***** SUPPLIED MATERIAL *****
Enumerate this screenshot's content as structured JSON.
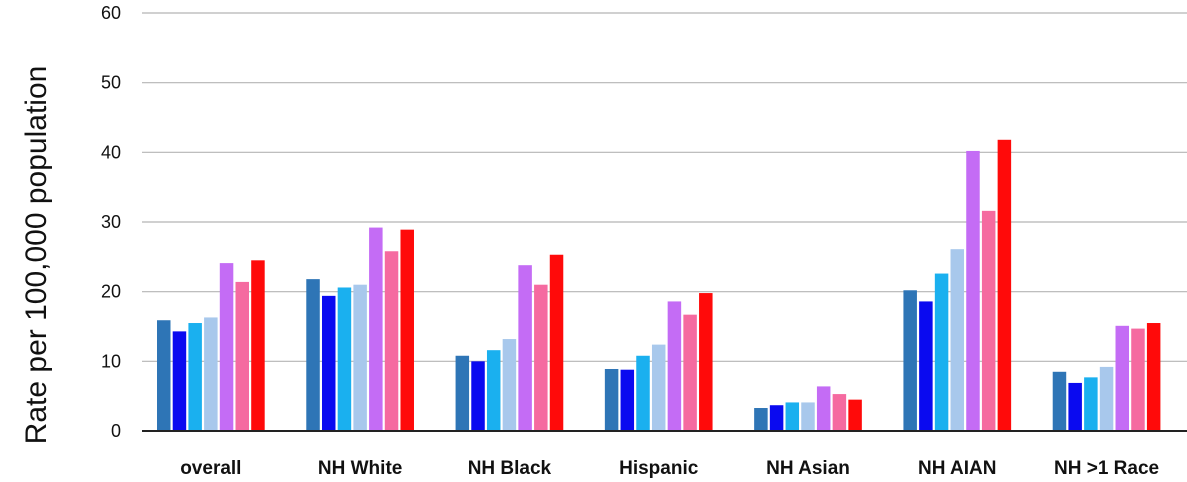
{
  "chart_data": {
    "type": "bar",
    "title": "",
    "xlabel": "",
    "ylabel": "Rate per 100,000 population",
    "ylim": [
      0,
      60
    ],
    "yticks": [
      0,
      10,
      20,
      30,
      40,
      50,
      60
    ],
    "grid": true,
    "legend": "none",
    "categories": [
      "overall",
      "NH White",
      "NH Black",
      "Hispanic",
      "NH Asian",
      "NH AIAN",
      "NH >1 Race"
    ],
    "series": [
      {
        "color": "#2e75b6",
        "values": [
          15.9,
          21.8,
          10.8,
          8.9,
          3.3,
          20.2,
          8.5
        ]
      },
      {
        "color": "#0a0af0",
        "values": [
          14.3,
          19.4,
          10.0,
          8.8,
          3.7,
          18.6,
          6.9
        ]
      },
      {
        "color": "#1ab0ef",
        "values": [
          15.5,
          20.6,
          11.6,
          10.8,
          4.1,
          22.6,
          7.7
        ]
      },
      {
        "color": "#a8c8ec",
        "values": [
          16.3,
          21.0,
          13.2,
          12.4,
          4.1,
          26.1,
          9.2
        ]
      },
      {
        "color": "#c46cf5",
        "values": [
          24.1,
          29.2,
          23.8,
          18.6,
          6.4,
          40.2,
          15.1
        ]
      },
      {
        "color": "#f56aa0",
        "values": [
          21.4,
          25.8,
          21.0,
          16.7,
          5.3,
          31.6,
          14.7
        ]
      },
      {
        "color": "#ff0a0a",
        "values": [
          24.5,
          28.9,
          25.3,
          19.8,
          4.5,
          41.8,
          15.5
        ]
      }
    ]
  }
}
*****
EXERCISE OBJECTIVE - From the data above, copy out every line with the string "color" in it.

RESULT FOR THIS TASK -
        "color": "#2e75b6",
        "color": "#0a0af0",
        "color": "#1ab0ef",
        "color": "#a8c8ec",
        "color": "#c46cf5",
        "color": "#f56aa0",
        "color": "#ff0a0a",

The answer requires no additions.